Exercise:
Pull each line containing "selected" out of the data and copy it.

─── Material

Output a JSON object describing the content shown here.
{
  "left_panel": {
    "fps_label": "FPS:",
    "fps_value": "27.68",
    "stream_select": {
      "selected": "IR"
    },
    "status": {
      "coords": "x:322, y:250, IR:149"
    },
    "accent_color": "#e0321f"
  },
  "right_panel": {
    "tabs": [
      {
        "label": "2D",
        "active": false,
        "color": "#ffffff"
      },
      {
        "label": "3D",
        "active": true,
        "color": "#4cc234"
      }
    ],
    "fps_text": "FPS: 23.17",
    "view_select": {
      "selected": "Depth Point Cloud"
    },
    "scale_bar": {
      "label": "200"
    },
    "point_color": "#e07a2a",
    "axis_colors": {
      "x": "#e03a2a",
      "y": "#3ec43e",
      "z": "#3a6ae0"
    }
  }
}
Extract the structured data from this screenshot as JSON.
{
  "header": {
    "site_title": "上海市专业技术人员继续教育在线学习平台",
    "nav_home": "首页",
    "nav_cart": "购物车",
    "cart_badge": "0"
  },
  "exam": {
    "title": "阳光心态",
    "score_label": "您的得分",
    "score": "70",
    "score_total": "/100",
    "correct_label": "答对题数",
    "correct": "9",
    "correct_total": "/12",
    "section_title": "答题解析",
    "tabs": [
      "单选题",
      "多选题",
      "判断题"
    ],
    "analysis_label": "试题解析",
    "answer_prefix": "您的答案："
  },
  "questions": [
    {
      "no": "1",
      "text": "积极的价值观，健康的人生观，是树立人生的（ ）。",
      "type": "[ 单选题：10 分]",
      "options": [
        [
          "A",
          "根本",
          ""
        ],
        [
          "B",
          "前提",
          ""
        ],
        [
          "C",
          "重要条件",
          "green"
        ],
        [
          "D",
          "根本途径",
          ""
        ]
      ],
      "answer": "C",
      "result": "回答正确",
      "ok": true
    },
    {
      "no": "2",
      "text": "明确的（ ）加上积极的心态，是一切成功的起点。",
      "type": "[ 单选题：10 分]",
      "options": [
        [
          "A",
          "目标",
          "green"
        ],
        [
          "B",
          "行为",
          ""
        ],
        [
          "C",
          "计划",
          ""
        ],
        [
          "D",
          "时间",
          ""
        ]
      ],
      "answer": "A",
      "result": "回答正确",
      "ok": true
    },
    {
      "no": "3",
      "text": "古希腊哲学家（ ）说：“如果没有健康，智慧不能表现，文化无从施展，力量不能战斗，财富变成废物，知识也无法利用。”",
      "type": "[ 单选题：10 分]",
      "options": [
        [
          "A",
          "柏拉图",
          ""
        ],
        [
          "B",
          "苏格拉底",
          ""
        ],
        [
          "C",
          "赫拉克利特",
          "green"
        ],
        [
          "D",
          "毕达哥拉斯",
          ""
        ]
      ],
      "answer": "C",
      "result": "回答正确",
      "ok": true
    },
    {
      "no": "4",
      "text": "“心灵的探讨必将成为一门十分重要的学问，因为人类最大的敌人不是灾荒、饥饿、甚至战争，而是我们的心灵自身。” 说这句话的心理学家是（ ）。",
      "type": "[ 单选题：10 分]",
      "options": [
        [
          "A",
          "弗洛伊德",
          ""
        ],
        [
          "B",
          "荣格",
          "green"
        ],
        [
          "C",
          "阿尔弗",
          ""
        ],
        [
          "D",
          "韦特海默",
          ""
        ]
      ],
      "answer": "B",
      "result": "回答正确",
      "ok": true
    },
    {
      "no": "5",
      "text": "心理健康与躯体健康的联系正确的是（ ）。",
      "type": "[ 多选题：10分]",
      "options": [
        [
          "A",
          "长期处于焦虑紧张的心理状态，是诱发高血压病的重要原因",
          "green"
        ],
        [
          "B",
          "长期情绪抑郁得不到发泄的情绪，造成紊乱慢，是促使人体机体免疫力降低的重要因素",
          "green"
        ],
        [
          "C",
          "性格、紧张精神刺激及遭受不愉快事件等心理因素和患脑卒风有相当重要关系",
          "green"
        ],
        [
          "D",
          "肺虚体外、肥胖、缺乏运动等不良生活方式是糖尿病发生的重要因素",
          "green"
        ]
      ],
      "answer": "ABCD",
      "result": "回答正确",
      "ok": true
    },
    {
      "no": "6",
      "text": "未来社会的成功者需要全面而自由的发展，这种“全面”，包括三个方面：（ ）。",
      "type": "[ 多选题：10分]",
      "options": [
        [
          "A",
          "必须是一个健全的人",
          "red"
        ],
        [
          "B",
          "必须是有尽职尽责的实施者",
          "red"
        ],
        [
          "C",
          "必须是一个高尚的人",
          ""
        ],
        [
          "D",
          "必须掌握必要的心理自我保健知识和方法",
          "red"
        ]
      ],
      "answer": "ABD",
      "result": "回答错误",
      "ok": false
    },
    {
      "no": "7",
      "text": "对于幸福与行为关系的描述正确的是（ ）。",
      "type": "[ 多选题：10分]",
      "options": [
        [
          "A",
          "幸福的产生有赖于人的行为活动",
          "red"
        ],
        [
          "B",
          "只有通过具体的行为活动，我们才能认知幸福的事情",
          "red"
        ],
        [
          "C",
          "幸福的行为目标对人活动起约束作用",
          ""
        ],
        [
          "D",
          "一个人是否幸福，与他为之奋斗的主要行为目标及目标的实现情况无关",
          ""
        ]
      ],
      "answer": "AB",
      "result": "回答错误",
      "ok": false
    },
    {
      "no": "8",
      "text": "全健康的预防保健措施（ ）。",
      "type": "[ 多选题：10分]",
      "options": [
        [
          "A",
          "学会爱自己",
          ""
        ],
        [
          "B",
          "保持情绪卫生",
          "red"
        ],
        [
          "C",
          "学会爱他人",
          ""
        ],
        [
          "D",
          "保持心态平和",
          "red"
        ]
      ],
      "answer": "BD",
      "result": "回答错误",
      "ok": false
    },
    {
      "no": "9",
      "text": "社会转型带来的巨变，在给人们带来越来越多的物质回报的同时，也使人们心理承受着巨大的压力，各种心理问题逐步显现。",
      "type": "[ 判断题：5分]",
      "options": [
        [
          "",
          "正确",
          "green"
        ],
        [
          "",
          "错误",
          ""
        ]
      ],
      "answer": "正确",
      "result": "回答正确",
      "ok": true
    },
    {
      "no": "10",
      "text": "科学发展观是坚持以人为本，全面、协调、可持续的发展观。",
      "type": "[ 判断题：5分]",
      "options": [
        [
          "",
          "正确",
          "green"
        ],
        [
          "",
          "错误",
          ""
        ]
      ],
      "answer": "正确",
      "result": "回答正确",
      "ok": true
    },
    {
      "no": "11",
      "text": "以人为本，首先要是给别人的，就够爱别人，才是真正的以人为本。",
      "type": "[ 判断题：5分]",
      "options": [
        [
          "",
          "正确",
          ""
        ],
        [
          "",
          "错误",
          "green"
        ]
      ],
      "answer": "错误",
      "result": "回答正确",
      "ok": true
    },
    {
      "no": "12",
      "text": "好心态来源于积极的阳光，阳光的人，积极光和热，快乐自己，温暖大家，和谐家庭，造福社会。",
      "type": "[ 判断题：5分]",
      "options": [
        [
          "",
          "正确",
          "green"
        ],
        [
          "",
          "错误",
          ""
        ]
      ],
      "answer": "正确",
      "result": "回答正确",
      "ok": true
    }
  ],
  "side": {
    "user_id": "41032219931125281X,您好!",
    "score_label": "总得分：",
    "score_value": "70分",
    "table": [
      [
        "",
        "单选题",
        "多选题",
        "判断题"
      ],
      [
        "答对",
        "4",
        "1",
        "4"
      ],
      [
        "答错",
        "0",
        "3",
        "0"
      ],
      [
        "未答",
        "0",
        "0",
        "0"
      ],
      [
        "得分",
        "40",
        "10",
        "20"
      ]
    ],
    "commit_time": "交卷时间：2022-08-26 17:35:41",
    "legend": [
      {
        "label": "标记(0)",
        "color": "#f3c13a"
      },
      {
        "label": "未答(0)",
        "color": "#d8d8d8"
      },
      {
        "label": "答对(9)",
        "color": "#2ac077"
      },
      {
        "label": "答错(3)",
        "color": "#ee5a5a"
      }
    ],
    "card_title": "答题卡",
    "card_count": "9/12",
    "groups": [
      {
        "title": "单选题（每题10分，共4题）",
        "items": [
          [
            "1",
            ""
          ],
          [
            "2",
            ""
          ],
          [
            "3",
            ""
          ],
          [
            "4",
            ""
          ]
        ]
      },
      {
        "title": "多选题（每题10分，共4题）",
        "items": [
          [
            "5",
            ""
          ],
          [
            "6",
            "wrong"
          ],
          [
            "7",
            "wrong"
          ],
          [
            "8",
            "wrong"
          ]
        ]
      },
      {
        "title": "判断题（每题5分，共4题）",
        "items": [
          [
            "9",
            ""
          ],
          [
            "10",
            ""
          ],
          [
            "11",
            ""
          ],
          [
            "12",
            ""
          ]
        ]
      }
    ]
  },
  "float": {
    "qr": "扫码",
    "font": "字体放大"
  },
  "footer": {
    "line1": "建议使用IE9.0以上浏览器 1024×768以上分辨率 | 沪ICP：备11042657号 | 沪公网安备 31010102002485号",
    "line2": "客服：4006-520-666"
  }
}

──────

Exercise solution:
      "selected": "IR"
      "selected": "Depth Point Cloud"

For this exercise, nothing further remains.